YOUR TASK
Tally the lines that contain the string "Slack" and state that total without comment.

+++ DATASET ENTRIES +++

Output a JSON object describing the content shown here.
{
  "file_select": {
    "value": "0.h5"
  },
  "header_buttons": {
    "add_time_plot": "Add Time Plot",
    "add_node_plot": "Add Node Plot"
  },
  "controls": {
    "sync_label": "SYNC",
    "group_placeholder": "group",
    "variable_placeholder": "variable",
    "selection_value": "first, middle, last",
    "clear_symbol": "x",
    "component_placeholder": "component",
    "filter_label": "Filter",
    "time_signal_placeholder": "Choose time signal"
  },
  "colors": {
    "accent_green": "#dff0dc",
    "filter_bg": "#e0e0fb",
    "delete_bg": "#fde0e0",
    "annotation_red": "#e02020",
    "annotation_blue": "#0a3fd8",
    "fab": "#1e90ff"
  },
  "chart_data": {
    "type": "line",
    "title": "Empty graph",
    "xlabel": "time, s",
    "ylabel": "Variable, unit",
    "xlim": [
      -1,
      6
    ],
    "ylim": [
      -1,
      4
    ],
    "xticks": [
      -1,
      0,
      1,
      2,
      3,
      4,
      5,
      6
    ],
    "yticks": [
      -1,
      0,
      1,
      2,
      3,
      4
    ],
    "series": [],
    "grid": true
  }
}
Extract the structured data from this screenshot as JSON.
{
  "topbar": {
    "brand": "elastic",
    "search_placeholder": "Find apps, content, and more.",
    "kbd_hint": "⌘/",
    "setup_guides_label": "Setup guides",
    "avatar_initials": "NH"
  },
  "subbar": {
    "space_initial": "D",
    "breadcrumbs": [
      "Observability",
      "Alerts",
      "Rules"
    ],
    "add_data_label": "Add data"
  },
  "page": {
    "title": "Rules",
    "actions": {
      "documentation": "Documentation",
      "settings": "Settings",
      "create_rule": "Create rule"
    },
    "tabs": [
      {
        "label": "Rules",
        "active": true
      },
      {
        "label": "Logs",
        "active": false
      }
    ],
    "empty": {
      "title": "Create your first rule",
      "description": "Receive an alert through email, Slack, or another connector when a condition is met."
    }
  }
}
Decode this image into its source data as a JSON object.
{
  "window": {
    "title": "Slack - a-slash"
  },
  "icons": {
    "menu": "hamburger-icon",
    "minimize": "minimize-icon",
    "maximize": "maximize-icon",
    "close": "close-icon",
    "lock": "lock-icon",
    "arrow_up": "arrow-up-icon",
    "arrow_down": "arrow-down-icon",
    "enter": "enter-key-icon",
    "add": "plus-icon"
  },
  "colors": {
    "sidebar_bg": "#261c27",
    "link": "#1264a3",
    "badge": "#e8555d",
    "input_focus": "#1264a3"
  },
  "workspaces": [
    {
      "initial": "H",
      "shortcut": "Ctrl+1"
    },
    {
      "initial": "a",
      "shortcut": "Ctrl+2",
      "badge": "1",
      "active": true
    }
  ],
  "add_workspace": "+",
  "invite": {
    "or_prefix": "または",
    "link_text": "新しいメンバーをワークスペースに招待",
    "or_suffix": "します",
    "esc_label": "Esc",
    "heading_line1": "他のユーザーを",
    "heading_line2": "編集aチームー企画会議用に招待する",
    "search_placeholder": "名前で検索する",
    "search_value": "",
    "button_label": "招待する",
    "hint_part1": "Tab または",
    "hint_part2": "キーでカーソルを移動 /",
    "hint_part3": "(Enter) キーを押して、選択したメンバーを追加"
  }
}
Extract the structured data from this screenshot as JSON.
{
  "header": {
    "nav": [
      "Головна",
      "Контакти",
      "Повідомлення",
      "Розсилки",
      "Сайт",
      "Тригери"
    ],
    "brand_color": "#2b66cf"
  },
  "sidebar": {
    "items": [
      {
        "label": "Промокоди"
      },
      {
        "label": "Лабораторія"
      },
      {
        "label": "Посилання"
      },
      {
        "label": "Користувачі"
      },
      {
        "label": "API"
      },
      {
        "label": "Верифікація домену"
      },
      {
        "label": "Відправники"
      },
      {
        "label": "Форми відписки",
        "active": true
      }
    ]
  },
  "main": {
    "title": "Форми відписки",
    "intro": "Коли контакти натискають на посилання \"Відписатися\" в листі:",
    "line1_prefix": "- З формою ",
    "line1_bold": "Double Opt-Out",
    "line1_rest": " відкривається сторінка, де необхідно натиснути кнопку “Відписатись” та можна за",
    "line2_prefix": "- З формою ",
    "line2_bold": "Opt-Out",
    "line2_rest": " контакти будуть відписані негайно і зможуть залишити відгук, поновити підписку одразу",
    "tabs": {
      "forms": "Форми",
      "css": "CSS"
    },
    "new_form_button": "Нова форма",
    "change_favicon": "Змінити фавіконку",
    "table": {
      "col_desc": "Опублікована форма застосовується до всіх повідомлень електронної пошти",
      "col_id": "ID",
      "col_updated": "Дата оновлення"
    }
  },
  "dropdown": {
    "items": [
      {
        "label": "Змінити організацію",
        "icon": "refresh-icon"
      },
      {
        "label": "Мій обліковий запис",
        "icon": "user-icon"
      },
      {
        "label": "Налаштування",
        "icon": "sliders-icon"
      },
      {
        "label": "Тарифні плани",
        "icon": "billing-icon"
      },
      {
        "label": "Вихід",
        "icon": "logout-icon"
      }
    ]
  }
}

+++

THE REPLY
2